(Work required)
Rewrite the stretch of the Alluxio replica text from "Creating Replicas Actively" through "next client request.", replacing "workers" with "nodes".

Creating Replicas Actively
The most reliable way to create a specific number of replicas is to use the job load
command. This command launches a distributed job that loads the file into Alluxio and creates the number of replicas specified by the matching replica rule.
For example, if a rule for /s3
is set to 3 replicas, the following command will load /s3/file
with 3 replicas on 3 different workers:
bin/alluxio job load --path s3://bucket/file --submit
The load job will report as successful even if some replicas fail to load. Failed replicas will be created passively upon the next client request.
Creating Replicas Passively
Replicas can be created passively in two scenarios: on a cold read or through passive caching.

(Data under study)
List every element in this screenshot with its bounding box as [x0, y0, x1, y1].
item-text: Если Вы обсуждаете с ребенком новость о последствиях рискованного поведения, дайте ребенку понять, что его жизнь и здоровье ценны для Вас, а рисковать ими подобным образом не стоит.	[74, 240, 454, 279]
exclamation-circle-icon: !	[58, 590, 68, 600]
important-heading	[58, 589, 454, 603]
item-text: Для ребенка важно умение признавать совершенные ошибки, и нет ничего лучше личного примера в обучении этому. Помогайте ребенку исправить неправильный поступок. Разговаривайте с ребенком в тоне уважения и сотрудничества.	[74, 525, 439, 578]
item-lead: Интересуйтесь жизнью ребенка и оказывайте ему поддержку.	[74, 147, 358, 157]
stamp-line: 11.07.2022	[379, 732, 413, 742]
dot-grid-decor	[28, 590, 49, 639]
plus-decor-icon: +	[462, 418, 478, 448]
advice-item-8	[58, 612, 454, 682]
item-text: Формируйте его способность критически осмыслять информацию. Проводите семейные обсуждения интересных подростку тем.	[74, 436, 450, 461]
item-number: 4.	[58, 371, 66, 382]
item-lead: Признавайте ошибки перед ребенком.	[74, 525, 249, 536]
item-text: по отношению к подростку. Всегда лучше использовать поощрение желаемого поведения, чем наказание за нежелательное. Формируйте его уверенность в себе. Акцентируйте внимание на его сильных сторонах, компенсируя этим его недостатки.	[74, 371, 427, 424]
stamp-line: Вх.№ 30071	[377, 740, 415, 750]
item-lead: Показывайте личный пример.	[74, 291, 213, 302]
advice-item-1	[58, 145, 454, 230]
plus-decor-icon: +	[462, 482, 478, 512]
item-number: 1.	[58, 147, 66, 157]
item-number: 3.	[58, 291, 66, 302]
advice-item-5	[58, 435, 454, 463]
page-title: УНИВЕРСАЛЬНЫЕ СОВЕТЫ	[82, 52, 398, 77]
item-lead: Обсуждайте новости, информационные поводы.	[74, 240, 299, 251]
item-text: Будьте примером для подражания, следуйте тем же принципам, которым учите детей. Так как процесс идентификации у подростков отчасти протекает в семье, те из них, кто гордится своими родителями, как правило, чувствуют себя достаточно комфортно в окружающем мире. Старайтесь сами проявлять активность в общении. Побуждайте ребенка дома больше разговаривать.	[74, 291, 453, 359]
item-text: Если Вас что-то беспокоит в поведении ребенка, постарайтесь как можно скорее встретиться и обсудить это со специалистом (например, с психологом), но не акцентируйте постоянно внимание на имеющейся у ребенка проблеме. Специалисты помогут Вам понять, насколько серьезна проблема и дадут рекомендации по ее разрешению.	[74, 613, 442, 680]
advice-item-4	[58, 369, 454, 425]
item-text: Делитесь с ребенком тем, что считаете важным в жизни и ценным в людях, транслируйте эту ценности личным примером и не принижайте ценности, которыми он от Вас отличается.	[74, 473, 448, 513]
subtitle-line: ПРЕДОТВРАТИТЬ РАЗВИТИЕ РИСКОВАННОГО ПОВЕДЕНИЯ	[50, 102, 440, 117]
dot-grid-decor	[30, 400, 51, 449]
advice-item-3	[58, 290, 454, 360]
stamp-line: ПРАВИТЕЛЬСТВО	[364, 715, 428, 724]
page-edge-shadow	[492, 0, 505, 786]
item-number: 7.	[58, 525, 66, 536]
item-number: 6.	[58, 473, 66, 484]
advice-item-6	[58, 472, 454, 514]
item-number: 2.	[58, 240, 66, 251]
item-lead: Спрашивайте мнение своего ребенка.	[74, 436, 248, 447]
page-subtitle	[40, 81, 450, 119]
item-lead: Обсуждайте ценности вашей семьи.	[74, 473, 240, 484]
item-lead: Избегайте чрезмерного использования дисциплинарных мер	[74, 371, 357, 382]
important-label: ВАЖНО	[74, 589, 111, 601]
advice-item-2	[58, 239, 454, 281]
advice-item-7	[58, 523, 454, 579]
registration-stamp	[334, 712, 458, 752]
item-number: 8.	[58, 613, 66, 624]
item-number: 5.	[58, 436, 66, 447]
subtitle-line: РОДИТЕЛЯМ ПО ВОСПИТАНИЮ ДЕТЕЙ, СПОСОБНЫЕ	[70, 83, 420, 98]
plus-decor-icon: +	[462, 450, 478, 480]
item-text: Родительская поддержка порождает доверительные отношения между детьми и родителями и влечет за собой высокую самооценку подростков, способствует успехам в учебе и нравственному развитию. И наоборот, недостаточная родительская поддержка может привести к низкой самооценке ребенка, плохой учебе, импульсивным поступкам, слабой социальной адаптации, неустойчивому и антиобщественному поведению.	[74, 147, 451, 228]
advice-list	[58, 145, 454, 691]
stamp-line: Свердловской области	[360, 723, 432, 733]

(Response to this exercise)
Creating Replicas Actively
The most reliable way to create a specific number of replicas is to use the job load
command. This command launches a distributed job that loads the file into Alluxio and creates the number of replicas specified by the matching replica rule.
For example, if a rule for /s3
is set to 3 replicas, the following command will load /s3/file
with 3 replicas on 3 different nodes:
bin/alluxio job load --path s3://bucket/file --submit
The load job will report as successful even if some replicas fail to load. Failed replicas will be created passively upon the next client request.